§ Task material:
★ ★ ★ ★ ★
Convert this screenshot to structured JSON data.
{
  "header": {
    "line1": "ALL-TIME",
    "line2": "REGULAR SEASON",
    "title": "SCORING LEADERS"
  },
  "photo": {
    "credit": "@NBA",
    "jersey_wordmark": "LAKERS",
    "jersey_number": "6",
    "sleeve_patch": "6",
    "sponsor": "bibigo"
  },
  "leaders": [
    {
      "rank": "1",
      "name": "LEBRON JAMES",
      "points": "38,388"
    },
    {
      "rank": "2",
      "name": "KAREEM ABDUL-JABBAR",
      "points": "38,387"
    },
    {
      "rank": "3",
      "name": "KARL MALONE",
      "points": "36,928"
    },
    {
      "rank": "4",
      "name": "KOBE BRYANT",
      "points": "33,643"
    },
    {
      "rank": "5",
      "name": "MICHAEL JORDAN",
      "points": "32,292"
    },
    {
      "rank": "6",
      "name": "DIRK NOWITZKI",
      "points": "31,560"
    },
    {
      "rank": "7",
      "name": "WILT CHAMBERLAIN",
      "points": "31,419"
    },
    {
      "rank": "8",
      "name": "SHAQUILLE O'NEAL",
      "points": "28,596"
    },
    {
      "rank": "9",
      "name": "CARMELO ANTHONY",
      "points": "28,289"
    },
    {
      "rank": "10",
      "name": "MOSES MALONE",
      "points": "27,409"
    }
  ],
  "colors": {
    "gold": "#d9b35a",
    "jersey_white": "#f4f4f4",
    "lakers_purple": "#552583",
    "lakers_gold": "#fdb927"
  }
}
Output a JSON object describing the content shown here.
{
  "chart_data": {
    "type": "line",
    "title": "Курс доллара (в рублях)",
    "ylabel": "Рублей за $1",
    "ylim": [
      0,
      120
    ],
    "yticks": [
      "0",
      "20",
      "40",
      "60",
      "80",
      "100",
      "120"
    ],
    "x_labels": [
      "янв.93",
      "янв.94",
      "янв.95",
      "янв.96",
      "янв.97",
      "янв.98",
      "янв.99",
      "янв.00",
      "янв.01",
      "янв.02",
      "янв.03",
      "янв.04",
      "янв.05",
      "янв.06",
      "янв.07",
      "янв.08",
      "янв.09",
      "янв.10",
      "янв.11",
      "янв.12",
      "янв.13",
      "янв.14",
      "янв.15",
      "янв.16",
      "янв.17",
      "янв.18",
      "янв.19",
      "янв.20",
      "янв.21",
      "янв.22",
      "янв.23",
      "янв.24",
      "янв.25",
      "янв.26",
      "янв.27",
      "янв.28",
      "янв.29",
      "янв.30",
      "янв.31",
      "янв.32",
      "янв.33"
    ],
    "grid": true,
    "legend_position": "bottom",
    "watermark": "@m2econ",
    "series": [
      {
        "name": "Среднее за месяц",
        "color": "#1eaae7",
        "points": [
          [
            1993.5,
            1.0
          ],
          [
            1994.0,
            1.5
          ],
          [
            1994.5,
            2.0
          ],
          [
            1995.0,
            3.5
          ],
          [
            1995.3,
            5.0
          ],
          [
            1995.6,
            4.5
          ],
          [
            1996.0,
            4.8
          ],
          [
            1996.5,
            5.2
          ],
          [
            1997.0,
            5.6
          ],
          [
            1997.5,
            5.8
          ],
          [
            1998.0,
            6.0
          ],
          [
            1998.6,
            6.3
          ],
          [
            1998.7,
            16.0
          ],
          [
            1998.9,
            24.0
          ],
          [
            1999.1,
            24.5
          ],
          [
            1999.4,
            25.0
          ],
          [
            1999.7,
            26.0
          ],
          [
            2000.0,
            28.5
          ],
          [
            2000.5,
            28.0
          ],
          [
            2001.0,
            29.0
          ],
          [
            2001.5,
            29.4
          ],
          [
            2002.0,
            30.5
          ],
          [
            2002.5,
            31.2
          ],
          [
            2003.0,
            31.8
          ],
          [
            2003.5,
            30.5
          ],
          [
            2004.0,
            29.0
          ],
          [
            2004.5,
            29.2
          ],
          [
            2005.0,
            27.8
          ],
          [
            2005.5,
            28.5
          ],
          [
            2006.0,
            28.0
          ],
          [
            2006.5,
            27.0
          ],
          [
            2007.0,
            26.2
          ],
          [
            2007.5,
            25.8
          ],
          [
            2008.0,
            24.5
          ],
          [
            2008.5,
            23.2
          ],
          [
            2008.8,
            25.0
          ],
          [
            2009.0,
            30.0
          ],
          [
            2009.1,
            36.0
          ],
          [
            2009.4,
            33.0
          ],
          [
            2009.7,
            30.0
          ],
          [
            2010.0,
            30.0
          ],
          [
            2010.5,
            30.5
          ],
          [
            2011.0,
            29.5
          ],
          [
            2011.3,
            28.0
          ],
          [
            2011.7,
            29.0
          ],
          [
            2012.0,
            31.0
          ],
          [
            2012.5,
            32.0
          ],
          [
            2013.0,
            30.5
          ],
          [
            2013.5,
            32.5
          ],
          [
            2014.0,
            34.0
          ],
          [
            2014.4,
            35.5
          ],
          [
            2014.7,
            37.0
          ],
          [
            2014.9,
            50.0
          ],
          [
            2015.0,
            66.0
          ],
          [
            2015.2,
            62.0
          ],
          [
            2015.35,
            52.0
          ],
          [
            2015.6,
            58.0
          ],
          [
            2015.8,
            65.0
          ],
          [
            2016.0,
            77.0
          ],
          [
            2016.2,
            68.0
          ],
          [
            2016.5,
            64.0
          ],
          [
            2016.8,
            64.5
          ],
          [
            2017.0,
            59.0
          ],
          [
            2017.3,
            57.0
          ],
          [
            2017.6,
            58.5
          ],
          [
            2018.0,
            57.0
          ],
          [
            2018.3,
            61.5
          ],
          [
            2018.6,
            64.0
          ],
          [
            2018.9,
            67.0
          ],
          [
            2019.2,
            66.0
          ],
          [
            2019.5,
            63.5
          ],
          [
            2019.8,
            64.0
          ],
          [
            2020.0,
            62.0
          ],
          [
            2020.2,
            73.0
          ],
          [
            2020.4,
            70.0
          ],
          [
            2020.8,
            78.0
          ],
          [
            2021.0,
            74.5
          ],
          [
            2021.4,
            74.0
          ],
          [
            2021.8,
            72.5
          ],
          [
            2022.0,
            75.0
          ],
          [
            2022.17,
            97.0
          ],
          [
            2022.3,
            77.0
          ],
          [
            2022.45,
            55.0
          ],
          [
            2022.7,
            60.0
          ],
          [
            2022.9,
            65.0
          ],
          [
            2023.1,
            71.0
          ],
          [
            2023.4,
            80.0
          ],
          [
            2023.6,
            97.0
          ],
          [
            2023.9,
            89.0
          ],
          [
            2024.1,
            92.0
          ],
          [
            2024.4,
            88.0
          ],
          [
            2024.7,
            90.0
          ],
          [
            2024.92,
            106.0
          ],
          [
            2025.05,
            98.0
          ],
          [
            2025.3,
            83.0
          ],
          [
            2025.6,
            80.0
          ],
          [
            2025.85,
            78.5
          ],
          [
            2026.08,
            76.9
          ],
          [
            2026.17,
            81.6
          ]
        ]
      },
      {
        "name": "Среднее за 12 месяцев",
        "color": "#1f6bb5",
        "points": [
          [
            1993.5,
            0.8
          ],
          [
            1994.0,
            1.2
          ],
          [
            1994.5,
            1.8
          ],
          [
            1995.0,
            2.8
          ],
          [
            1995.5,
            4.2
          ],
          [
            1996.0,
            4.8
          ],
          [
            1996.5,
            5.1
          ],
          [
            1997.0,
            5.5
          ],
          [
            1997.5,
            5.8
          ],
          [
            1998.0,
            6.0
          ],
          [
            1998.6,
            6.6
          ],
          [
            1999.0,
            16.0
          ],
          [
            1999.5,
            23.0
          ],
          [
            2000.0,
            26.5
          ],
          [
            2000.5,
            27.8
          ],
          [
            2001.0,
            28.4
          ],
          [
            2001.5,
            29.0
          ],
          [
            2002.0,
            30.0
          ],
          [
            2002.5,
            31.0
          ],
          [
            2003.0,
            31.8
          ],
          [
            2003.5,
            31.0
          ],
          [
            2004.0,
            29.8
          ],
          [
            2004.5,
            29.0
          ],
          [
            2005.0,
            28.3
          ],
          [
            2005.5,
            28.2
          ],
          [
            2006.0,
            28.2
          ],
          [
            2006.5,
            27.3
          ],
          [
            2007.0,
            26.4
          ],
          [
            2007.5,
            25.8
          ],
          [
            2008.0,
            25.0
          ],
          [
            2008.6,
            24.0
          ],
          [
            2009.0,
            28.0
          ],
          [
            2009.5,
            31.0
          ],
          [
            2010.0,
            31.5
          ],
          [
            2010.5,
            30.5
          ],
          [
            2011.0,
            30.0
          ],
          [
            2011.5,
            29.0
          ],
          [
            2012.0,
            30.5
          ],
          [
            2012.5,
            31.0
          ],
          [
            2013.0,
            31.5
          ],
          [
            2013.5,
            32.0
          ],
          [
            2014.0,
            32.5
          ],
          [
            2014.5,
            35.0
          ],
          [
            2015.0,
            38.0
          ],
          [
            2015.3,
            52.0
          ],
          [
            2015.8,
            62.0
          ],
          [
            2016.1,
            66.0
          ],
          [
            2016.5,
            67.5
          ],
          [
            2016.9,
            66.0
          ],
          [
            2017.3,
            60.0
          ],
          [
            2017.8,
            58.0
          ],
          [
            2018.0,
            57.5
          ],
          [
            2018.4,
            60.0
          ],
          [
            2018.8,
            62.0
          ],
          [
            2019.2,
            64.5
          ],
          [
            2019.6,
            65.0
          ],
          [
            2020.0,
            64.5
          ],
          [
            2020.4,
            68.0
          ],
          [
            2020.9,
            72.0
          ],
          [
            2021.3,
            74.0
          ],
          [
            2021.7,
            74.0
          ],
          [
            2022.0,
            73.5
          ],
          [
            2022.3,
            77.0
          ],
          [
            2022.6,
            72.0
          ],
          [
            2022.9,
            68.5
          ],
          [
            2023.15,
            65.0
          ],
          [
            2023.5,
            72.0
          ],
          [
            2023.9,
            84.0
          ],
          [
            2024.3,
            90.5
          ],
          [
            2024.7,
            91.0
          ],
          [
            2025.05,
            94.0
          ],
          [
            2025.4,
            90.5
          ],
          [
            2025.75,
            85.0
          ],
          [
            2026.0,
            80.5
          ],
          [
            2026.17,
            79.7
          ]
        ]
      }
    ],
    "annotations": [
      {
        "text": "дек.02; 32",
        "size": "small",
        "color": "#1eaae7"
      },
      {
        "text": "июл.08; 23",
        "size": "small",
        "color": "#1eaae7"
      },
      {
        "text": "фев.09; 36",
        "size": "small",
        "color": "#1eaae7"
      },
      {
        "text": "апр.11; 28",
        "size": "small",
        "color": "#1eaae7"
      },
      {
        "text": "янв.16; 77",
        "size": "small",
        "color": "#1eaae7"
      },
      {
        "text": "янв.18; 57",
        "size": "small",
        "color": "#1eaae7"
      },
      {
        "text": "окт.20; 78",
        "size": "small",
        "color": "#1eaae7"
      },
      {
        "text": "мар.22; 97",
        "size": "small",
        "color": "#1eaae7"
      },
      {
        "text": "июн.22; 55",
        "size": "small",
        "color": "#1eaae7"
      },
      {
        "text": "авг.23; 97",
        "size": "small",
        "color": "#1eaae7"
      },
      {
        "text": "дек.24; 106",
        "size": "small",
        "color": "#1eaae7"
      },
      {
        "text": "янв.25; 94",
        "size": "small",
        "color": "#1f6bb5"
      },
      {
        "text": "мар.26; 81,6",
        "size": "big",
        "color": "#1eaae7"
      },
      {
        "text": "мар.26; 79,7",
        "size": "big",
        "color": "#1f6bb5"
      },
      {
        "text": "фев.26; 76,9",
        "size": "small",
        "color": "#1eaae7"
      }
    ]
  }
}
★ ★ ★ ★ ★
Take every line from the records above that has the word "JSON" and copy it.

Convert this screenshot to structured JSON data.
Output a JSON object describing the content shown here.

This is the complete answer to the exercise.